[BEGIN Records for this exercise]

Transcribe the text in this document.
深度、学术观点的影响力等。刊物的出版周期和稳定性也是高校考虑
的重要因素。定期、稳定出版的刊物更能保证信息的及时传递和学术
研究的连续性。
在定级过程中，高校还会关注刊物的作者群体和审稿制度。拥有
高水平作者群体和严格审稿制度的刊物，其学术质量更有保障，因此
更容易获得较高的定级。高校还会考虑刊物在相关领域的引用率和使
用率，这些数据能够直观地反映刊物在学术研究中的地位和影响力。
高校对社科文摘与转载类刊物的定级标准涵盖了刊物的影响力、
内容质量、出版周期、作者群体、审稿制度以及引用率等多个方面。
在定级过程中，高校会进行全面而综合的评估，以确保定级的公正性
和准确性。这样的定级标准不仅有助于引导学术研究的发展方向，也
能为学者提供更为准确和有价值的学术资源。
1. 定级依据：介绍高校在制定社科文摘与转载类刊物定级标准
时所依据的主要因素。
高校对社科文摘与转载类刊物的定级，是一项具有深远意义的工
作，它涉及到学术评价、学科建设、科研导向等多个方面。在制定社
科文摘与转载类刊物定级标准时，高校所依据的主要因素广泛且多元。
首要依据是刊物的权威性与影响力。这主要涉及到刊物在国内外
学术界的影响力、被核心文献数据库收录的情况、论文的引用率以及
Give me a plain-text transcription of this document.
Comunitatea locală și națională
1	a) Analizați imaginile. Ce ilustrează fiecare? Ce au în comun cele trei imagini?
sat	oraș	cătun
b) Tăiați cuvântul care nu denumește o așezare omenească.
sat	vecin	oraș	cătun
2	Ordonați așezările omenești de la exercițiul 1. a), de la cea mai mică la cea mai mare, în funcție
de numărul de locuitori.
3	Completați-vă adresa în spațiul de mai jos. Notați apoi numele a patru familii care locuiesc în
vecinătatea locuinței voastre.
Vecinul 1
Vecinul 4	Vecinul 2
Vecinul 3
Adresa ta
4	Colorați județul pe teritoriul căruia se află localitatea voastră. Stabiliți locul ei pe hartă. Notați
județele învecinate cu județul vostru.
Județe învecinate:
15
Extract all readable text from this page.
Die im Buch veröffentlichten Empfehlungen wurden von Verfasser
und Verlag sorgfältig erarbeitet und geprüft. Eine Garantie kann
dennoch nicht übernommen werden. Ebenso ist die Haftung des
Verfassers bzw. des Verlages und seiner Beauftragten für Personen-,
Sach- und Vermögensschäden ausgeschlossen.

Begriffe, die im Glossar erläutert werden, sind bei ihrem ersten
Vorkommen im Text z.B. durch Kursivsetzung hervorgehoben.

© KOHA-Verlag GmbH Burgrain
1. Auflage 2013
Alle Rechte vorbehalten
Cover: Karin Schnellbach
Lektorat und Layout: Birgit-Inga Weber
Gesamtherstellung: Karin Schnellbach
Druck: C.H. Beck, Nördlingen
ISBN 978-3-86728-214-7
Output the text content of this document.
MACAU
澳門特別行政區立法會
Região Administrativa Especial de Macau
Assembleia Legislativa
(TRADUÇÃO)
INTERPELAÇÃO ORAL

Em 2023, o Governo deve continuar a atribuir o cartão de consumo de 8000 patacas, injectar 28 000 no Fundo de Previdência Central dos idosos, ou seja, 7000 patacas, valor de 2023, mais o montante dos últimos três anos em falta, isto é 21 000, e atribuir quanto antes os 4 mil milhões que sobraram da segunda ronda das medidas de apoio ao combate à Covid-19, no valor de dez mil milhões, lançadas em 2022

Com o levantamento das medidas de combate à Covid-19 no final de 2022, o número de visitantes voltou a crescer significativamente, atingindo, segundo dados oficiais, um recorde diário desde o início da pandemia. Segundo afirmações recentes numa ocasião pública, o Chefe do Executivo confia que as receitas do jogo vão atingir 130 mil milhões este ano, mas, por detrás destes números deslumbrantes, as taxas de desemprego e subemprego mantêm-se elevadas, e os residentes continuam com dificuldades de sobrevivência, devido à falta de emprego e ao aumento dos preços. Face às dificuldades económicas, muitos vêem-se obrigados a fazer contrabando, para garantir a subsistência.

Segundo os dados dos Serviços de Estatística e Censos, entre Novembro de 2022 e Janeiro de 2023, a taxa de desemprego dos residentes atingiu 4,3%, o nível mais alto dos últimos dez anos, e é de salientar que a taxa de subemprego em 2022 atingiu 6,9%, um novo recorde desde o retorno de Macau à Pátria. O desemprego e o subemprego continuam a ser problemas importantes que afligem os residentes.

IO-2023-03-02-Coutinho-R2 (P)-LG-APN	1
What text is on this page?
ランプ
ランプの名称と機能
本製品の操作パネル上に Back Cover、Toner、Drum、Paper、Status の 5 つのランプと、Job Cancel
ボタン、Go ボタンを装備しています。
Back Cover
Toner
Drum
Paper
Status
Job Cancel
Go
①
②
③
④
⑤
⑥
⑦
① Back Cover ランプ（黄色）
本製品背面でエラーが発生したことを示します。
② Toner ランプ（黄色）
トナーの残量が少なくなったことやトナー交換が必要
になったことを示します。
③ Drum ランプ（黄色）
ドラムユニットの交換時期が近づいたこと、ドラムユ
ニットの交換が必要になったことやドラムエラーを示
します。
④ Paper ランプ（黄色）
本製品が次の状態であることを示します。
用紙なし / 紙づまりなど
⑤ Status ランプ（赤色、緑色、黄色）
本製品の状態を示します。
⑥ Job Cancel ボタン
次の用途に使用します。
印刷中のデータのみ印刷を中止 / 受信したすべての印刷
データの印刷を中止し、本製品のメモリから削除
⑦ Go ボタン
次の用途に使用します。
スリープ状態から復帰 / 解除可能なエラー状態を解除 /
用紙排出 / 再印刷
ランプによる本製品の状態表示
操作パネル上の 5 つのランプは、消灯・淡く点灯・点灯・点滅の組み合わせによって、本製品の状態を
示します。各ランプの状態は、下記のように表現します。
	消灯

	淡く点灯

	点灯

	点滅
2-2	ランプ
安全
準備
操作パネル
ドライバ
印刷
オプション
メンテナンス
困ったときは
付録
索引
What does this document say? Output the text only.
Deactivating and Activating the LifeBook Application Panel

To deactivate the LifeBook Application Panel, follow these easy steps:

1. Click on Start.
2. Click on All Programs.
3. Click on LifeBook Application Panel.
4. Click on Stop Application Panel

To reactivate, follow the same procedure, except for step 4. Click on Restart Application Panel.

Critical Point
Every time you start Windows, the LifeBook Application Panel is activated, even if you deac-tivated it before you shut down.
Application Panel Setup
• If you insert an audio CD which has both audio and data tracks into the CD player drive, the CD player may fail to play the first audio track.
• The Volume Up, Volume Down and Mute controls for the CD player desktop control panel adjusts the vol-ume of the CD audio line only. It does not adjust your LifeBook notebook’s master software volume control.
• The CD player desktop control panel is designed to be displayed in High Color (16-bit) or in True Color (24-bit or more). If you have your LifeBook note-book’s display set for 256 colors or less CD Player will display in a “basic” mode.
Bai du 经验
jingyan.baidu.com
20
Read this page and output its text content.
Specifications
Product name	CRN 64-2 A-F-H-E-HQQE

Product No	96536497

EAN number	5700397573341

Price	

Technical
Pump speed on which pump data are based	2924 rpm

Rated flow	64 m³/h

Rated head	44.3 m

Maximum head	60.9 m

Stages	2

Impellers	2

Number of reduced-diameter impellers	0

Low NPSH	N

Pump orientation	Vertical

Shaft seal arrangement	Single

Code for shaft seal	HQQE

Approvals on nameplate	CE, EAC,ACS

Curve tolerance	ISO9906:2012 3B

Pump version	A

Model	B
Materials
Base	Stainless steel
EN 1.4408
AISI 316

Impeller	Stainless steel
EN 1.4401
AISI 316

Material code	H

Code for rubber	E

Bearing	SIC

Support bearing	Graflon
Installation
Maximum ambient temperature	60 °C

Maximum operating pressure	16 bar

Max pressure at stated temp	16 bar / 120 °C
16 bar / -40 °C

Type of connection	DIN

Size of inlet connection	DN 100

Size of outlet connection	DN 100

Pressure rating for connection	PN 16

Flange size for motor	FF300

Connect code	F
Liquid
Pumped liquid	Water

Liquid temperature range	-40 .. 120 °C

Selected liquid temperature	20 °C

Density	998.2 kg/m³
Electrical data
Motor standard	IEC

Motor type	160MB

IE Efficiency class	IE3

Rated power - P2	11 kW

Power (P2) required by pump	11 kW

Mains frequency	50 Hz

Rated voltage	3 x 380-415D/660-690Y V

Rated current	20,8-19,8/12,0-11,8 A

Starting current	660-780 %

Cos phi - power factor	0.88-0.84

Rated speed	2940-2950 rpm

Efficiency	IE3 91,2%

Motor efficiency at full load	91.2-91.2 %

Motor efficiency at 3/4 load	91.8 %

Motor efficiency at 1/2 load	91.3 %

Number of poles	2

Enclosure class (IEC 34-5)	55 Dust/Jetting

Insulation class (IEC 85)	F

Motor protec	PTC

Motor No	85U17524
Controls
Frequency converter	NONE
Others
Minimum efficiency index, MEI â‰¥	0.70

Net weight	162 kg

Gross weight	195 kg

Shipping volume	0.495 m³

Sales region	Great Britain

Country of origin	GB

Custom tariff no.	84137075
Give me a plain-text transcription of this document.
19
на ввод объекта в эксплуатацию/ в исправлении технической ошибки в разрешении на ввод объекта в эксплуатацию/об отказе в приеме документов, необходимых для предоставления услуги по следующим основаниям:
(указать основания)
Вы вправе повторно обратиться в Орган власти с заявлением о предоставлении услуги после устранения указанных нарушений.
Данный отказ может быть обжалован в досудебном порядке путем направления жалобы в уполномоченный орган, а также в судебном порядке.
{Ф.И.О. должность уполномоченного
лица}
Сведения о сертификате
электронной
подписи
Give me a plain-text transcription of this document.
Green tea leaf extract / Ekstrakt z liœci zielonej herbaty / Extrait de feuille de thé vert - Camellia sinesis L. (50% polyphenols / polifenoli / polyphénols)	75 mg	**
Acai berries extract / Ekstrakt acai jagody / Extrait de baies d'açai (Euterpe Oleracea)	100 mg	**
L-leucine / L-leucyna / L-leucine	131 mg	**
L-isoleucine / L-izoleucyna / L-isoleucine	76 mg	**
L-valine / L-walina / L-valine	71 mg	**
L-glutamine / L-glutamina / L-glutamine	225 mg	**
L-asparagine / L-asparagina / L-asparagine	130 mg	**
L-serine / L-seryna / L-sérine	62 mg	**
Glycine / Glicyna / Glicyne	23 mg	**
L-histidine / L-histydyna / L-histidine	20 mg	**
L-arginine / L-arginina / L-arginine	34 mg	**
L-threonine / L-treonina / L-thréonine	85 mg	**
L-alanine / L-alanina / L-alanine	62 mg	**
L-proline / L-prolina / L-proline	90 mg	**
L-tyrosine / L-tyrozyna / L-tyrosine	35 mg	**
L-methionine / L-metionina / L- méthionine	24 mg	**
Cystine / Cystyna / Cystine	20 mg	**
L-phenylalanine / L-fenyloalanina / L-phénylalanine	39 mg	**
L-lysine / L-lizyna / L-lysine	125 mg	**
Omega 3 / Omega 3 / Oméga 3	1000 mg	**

[END Records for this exercise]

→ **Prompt**: Scan the entries above for the word "page" and collect each line holding it.

→ **Written response**:
Extract all readable text from this page.
What text is on this page?
Read this page and output its text content.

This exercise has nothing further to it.